# To do
Count how many lines of the material below have the word "this" and give only the number.
▼
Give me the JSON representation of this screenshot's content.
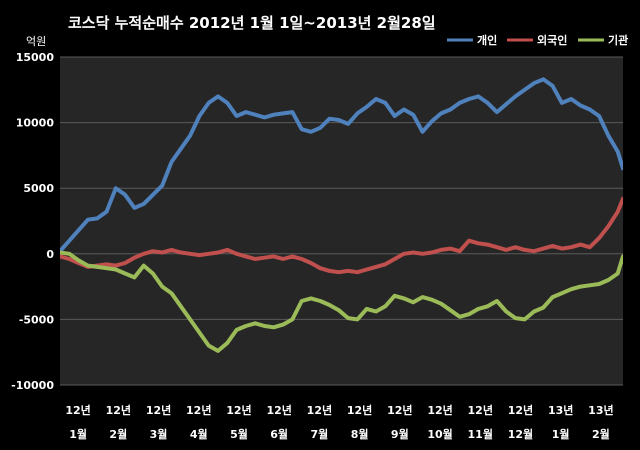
{
  "chart_data": {
    "type": "line",
    "title": "코스닥  누적순매수 2012년 1월 1일~2013년 2월28일",
    "ylabel": "억원",
    "ylim": [
      -10000,
      15000
    ],
    "yticks": [
      15000,
      10000,
      5000,
      0,
      -5000,
      -10000
    ],
    "ytick_labels": [
      "15000",
      "10000",
      "5000",
      "0",
      "-5000",
      "-10000"
    ],
    "xlim": [
      "2012-01-01",
      "2013-02-28"
    ],
    "x_tick_labels": [
      {
        "year": "12년",
        "month": "1월"
      },
      {
        "year": "12년",
        "month": "2월"
      },
      {
        "year": "12년",
        "month": "3월"
      },
      {
        "year": "12년",
        "month": "4월"
      },
      {
        "year": "12년",
        "month": "5월"
      },
      {
        "year": "12년",
        "month": "6월"
      },
      {
        "year": "12년",
        "month": "7월"
      },
      {
        "year": "12년",
        "month": "8월"
      },
      {
        "year": "12년",
        "month": "9월"
      },
      {
        "year": "12년",
        "month": "10월"
      },
      {
        "year": "12년",
        "month": "11월"
      },
      {
        "year": "12년",
        "month": "12월"
      },
      {
        "year": "13년",
        "month": "1월"
      },
      {
        "year": "13년",
        "month": "2월"
      }
    ],
    "grid": {
      "horizontal": true,
      "vertical": false
    },
    "legend_position": "top-right",
    "x": [
      "2012-01-01",
      "2012-01-08",
      "2012-01-15",
      "2012-01-22",
      "2012-01-29",
      "2012-02-05",
      "2012-02-12",
      "2012-02-19",
      "2012-02-26",
      "2012-03-04",
      "2012-03-11",
      "2012-03-18",
      "2012-03-25",
      "2012-04-01",
      "2012-04-08",
      "2012-04-15",
      "2012-04-22",
      "2012-04-29",
      "2012-05-06",
      "2012-05-13",
      "2012-05-20",
      "2012-05-27",
      "2012-06-03",
      "2012-06-10",
      "2012-06-17",
      "2012-06-24",
      "2012-07-01",
      "2012-07-08",
      "2012-07-15",
      "2012-07-22",
      "2012-07-29",
      "2012-08-05",
      "2012-08-12",
      "2012-08-19",
      "2012-08-26",
      "2012-09-02",
      "2012-09-09",
      "2012-09-16",
      "2012-09-23",
      "2012-09-30",
      "2012-10-07",
      "2012-10-14",
      "2012-10-21",
      "2012-10-28",
      "2012-11-04",
      "2012-11-11",
      "2012-11-18",
      "2012-11-25",
      "2012-12-02",
      "2012-12-09",
      "2012-12-16",
      "2012-12-23",
      "2012-12-30",
      "2013-01-06",
      "2013-01-13",
      "2013-01-20",
      "2013-01-27",
      "2013-02-03",
      "2013-02-10",
      "2013-02-17",
      "2013-02-24",
      "2013-02-28"
    ],
    "series": [
      {
        "name": "개인",
        "color": "#4f81bd",
        "values": [
          200,
          1000,
          1800,
          2600,
          2700,
          3200,
          5000,
          4500,
          3500,
          3800,
          4500,
          5200,
          7000,
          8000,
          9000,
          10500,
          11500,
          12000,
          11500,
          10500,
          10800,
          10600,
          10400,
          10600,
          10700,
          10800,
          9500,
          9300,
          9600,
          10300,
          10200,
          9900,
          10700,
          11200,
          11800,
          11500,
          10500,
          11000,
          10600,
          9300,
          10100,
          10700,
          11000,
          11500,
          11800,
          12000,
          11500,
          10800,
          11400,
          12000,
          12500,
          13000,
          13300,
          12800,
          11500,
          11800,
          11300,
          11000,
          10500,
          9000,
          7800,
          6500
        ]
      },
      {
        "name": "외국인",
        "color": "#c0504d",
        "values": [
          -200,
          -400,
          -700,
          -1000,
          -900,
          -800,
          -900,
          -700,
          -300,
          0,
          200,
          100,
          300,
          100,
          0,
          -100,
          0,
          100,
          300,
          0,
          -200,
          -400,
          -300,
          -200,
          -400,
          -200,
          -400,
          -700,
          -1100,
          -1300,
          -1400,
          -1300,
          -1400,
          -1200,
          -1000,
          -800,
          -400,
          0,
          100,
          0,
          100,
          300,
          400,
          200,
          1000,
          800,
          700,
          500,
          300,
          500,
          300,
          200,
          400,
          600,
          400,
          500,
          700,
          500,
          1200,
          2100,
          3200,
          4200
        ]
      },
      {
        "name": "기관",
        "color": "#9bbb59",
        "values": [
          100,
          0,
          -500,
          -900,
          -1000,
          -1100,
          -1200,
          -1500,
          -1800,
          -900,
          -1500,
          -2500,
          -3000,
          -4000,
          -5000,
          -6000,
          -7000,
          -7400,
          -6800,
          -5800,
          -5500,
          -5300,
          -5500,
          -5600,
          -5400,
          -5000,
          -3600,
          -3400,
          -3600,
          -3900,
          -4300,
          -4900,
          -5000,
          -4200,
          -4400,
          -4000,
          -3200,
          -3400,
          -3700,
          -3300,
          -3500,
          -3800,
          -4300,
          -4800,
          -4600,
          -4200,
          -4000,
          -3600,
          -4400,
          -4900,
          -5000,
          -4400,
          -4100,
          -3300,
          -3000,
          -2700,
          -2500,
          -2400,
          -2300,
          -2000,
          -1500,
          -200
        ]
      }
    ]
  }
}
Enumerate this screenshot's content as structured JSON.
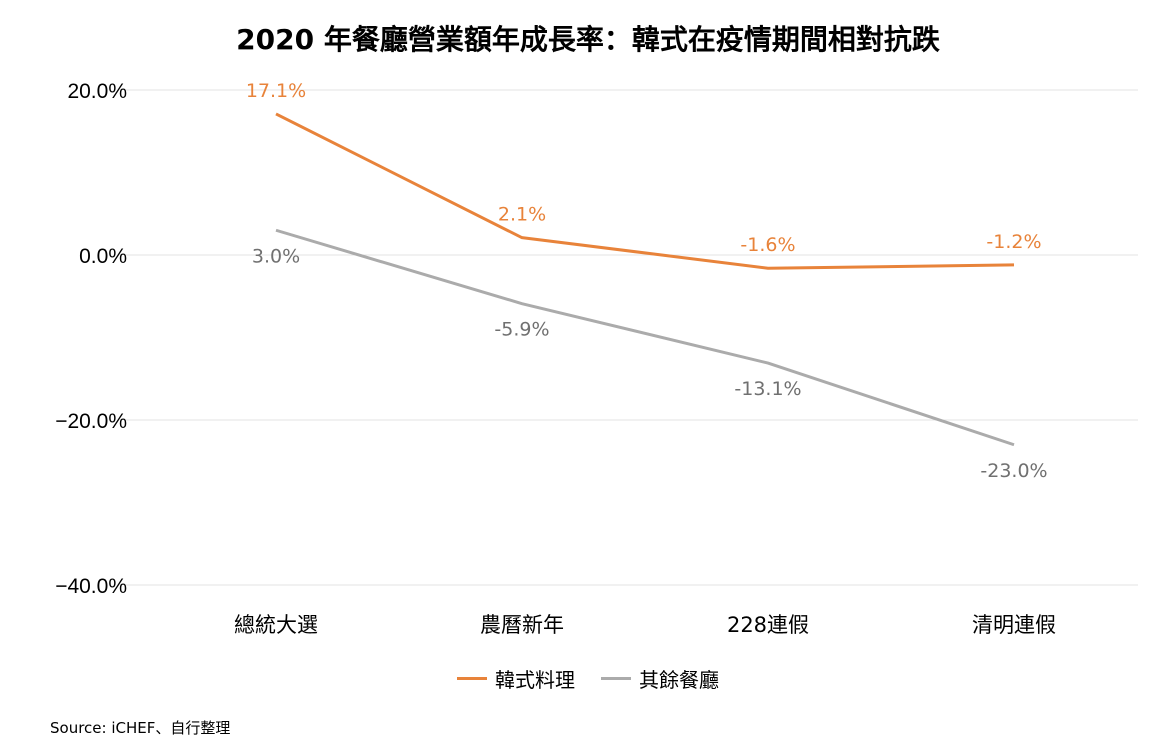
{
  "chart_data": {
    "type": "line",
    "title": "2020 年餐廳營業額年成長率：韓式在疫情期間相對抗跌",
    "categories": [
      "總統大選",
      "農曆新年",
      "228連假",
      "清明連假"
    ],
    "series": [
      {
        "name": "韓式料理",
        "color": "#E8833A",
        "values": [
          17.1,
          2.1,
          -1.6,
          -1.2
        ],
        "labels": [
          "17.1%",
          "2.1%",
          "-1.6%",
          "-1.2%"
        ]
      },
      {
        "name": "其餘餐廳",
        "color": "#ABABAB",
        "values": [
          3.0,
          -5.9,
          -13.1,
          -23.0
        ],
        "labels": [
          "3.0%",
          "-5.9%",
          "-13.1%",
          "-23.0%"
        ]
      }
    ],
    "yticks": [
      20,
      0,
      -20,
      -40
    ],
    "ytick_labels": [
      "20.0%",
      "0.0%",
      "−20.0%",
      "−40.0%"
    ],
    "ylim": [
      -40,
      20
    ],
    "grid": true,
    "legend": "bottom-center",
    "xlabel": "",
    "ylabel": ""
  },
  "source": "Source: iCHEF、自行整理"
}
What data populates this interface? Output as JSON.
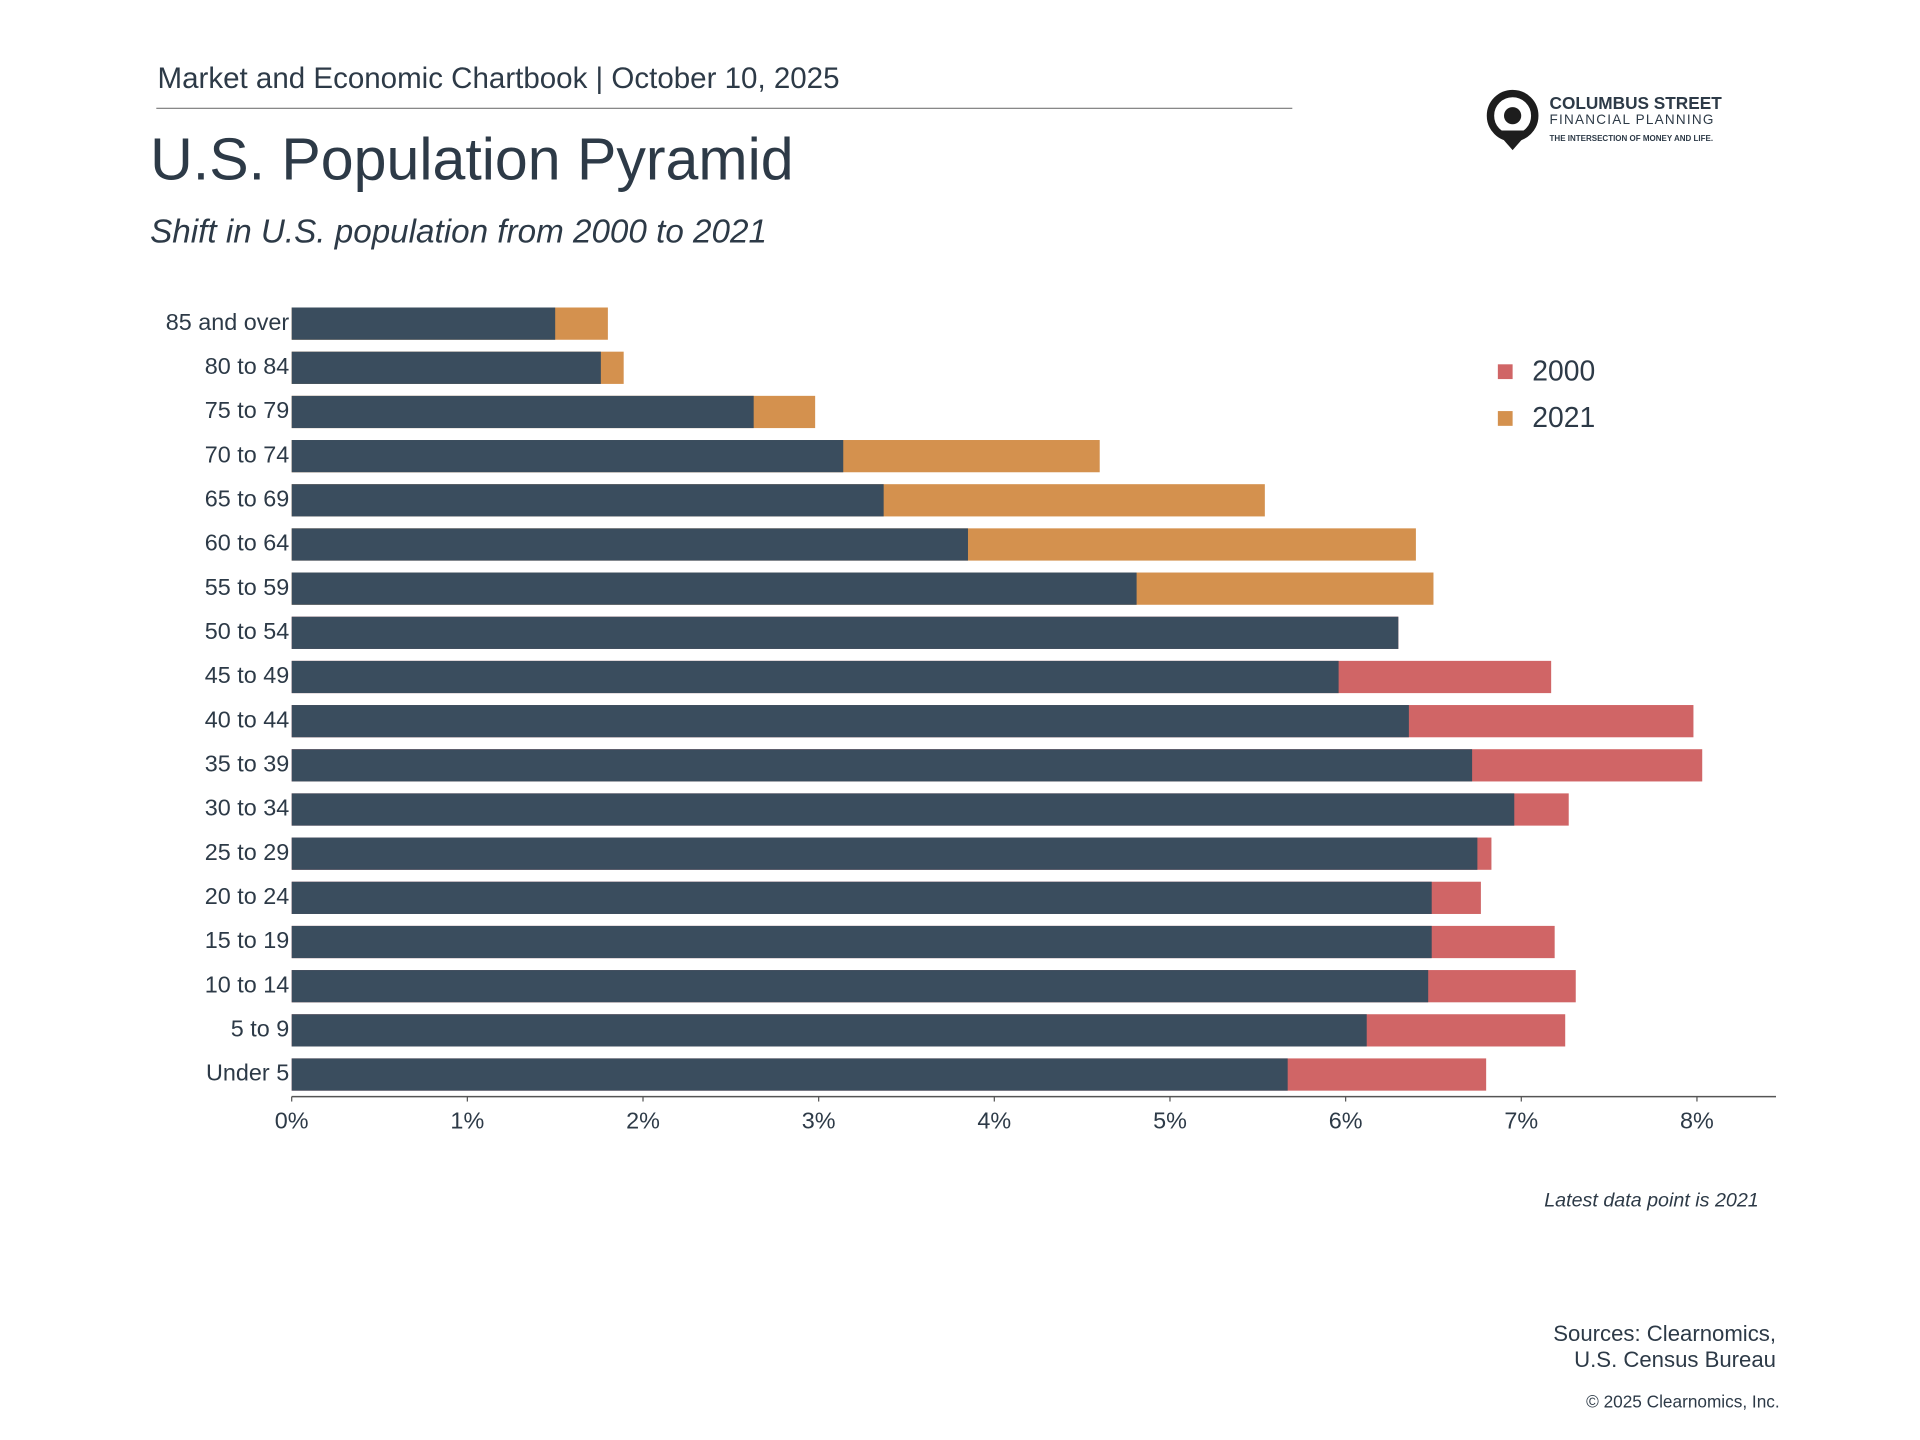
{
  "header": {
    "chartbook": "Market and Economic Chartbook | October 10, 2025"
  },
  "logo": {
    "name": "COLUMBUS STREET",
    "sub": "FINANCIAL PLANNING",
    "tagline": "THE INTERSECTION OF MONEY AND LIFE."
  },
  "chart_data": {
    "type": "overlap-bar",
    "title": "U.S. Population Pyramid",
    "subtitle": "Shift in U.S. population from 2000 to 2021",
    "categories": [
      "85 and over",
      "80 to 84",
      "75 to 79",
      "70 to 74",
      "65 to 69",
      "60 to 64",
      "55 to 59",
      "50 to 54",
      "45 to 49",
      "40 to 44",
      "35 to 39",
      "30 to 34",
      "25 to 29",
      "20 to 24",
      "15 to 19",
      "10 to 14",
      "5 to 9",
      "Under 5"
    ],
    "series": [
      {
        "name": "2000",
        "color": "#d06566",
        "values": [
          1.5,
          1.76,
          2.63,
          3.14,
          3.37,
          3.85,
          4.81,
          6.3,
          7.17,
          7.98,
          8.03,
          7.27,
          6.83,
          6.77,
          7.19,
          7.31,
          7.25,
          6.8
        ]
      },
      {
        "name": "2021",
        "color": "#d4914e",
        "values": [
          1.8,
          1.89,
          2.98,
          4.6,
          5.54,
          6.4,
          6.5,
          6.3,
          5.96,
          6.36,
          6.72,
          6.96,
          6.75,
          6.49,
          6.49,
          6.47,
          6.12,
          5.67
        ]
      }
    ],
    "overlap_color": "#3a4d5e",
    "xlim": [
      0,
      8.45
    ],
    "xticks": [
      {
        "value": 0,
        "label": "0%"
      },
      {
        "value": 1,
        "label": "1%"
      },
      {
        "value": 2,
        "label": "2%"
      },
      {
        "value": 3,
        "label": "3%"
      },
      {
        "value": 4,
        "label": "4%"
      },
      {
        "value": 5,
        "label": "5%"
      },
      {
        "value": 6,
        "label": "6%"
      },
      {
        "value": 7,
        "label": "7%"
      },
      {
        "value": 8,
        "label": "8%"
      }
    ],
    "legend": "upper-right",
    "note": "Latest data point is 2021"
  },
  "sources": [
    "Sources: Clearnomics,",
    "U.S. Census Bureau"
  ],
  "copyright": "© 2025 Clearnomics, Inc."
}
▲
# Completed exercise
3